Records excerpted from a collection
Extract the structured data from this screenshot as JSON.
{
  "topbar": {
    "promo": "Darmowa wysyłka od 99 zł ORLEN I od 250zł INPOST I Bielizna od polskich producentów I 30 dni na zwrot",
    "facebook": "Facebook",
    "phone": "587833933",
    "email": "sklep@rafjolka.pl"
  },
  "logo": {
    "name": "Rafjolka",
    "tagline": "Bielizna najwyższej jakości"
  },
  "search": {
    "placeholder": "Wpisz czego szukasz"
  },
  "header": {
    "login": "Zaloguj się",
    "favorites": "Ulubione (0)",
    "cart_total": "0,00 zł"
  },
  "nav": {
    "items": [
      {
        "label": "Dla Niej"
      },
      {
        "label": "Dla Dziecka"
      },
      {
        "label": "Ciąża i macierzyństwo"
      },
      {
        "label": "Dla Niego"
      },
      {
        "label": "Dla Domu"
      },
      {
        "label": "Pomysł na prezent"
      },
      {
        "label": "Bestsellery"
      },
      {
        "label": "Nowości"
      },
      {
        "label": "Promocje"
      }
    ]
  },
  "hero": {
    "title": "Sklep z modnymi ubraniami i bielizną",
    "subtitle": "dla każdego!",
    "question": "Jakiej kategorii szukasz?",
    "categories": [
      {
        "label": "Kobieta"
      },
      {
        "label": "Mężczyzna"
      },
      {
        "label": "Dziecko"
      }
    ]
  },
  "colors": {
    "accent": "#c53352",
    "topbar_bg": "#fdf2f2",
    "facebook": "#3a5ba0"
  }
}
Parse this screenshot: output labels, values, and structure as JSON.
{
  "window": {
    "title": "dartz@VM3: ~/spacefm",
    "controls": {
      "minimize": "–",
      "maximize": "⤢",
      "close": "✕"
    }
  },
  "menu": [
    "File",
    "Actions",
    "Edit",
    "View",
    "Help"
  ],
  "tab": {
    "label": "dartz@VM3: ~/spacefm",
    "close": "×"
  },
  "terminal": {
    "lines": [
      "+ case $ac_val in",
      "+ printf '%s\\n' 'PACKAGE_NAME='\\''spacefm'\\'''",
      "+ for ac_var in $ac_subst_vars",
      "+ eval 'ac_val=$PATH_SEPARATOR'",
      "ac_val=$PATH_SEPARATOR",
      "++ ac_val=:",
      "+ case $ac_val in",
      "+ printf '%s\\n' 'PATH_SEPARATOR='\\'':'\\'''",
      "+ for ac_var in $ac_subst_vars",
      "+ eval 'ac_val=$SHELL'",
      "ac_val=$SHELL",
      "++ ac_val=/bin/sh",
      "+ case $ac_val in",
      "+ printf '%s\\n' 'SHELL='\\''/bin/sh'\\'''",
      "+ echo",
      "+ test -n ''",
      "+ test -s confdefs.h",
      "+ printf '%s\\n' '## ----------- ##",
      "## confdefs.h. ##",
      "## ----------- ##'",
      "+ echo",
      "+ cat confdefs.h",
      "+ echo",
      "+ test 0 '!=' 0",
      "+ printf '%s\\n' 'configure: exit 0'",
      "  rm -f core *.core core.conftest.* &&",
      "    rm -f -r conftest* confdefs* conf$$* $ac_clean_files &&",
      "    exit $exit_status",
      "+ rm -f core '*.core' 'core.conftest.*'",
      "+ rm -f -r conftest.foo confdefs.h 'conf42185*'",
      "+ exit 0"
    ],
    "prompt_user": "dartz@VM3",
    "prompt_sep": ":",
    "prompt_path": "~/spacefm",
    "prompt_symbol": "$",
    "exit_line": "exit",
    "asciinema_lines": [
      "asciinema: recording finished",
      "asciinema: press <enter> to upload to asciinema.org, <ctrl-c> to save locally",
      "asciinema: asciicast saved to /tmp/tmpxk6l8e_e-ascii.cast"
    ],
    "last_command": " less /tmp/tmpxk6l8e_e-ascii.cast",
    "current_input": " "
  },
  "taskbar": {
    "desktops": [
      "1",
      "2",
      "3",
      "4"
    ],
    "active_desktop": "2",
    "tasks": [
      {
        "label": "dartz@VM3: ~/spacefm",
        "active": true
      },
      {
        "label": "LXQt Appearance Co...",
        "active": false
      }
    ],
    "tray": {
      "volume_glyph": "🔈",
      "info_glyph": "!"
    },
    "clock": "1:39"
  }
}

---

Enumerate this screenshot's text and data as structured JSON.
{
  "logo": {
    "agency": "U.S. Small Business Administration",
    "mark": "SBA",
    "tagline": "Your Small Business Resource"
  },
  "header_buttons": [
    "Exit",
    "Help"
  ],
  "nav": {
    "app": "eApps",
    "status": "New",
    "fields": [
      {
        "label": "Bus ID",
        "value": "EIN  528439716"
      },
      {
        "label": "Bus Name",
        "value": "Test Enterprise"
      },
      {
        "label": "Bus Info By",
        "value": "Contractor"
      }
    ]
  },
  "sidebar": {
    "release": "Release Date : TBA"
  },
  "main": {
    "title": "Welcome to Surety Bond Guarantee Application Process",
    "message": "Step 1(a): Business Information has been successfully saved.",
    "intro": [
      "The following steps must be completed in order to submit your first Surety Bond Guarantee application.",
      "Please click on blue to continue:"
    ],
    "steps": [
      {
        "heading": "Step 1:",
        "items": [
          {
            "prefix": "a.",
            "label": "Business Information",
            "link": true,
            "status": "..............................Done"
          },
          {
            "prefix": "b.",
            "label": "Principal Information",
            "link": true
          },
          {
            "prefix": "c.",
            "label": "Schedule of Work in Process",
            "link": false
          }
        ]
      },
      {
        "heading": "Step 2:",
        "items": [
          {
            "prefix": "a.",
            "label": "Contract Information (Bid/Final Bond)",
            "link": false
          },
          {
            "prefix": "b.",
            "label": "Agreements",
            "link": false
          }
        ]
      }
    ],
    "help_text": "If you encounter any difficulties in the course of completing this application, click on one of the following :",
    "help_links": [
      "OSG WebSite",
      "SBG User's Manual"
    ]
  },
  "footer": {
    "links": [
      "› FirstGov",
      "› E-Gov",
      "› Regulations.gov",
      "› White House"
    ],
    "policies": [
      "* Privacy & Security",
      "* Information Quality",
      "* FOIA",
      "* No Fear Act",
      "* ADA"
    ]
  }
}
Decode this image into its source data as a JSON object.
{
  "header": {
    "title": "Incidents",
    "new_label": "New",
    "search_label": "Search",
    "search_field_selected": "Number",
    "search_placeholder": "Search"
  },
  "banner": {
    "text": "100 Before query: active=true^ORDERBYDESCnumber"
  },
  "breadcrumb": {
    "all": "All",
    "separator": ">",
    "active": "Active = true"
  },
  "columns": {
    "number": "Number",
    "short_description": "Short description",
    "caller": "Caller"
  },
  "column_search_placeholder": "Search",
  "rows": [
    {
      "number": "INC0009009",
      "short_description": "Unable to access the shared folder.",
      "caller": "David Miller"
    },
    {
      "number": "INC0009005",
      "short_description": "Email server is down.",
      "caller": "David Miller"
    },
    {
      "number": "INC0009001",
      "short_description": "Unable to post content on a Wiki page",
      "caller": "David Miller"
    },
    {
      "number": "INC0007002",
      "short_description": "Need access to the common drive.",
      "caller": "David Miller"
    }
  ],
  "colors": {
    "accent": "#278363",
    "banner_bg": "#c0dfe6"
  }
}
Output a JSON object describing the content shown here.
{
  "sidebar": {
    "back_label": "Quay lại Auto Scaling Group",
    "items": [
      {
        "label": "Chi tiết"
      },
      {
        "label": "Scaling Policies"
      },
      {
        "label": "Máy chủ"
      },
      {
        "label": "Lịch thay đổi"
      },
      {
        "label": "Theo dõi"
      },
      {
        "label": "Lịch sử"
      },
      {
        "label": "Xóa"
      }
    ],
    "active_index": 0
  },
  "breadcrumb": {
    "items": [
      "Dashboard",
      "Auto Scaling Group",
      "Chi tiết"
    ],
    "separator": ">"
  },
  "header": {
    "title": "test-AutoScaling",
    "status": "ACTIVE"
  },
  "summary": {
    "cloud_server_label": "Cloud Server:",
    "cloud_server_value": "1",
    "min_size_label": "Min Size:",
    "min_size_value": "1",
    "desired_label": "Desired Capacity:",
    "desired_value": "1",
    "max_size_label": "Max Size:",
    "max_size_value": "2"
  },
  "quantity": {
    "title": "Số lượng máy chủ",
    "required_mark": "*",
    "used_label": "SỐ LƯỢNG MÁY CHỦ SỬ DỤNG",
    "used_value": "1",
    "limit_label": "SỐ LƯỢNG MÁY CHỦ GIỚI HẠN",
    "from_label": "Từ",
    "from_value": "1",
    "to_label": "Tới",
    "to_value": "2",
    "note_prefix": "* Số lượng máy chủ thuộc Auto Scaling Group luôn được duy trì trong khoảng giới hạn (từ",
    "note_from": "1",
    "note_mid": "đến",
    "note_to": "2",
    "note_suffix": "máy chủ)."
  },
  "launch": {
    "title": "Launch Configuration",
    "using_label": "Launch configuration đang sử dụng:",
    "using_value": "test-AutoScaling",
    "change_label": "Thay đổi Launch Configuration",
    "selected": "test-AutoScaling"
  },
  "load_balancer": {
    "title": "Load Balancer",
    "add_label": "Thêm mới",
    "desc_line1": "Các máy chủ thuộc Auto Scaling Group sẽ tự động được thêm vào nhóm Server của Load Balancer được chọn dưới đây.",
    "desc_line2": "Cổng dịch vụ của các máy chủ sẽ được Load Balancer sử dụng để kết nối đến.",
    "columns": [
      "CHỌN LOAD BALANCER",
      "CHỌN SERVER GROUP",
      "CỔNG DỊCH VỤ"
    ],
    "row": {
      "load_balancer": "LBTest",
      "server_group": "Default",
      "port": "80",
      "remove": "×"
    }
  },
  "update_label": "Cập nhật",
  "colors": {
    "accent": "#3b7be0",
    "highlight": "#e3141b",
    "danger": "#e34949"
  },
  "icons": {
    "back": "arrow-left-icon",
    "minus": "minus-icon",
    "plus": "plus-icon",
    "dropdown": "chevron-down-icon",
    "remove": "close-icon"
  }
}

---

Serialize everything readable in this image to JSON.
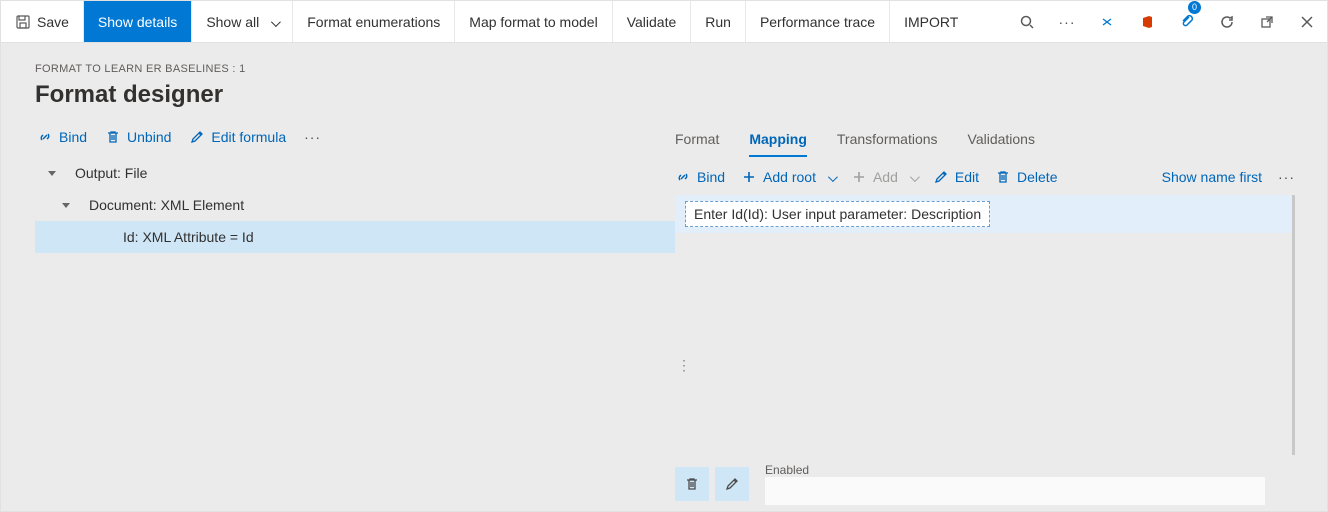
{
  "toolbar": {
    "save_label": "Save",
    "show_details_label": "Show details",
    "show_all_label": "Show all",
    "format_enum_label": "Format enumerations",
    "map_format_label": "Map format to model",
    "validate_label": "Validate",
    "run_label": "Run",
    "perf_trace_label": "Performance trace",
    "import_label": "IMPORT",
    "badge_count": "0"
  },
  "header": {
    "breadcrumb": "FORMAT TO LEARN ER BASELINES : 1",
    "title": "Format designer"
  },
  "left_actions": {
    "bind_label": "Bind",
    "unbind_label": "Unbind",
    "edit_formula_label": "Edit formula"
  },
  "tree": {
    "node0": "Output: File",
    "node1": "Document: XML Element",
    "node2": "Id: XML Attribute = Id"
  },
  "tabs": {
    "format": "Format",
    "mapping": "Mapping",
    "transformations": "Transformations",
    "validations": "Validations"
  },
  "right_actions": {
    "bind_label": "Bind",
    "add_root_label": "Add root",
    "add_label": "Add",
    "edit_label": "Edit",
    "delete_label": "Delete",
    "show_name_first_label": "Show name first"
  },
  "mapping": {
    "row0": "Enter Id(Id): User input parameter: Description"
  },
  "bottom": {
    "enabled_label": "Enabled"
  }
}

WHAT IS NEEDED: Give the count of lines holding the word "Information" and nothing more.

IN RESPONSE: 5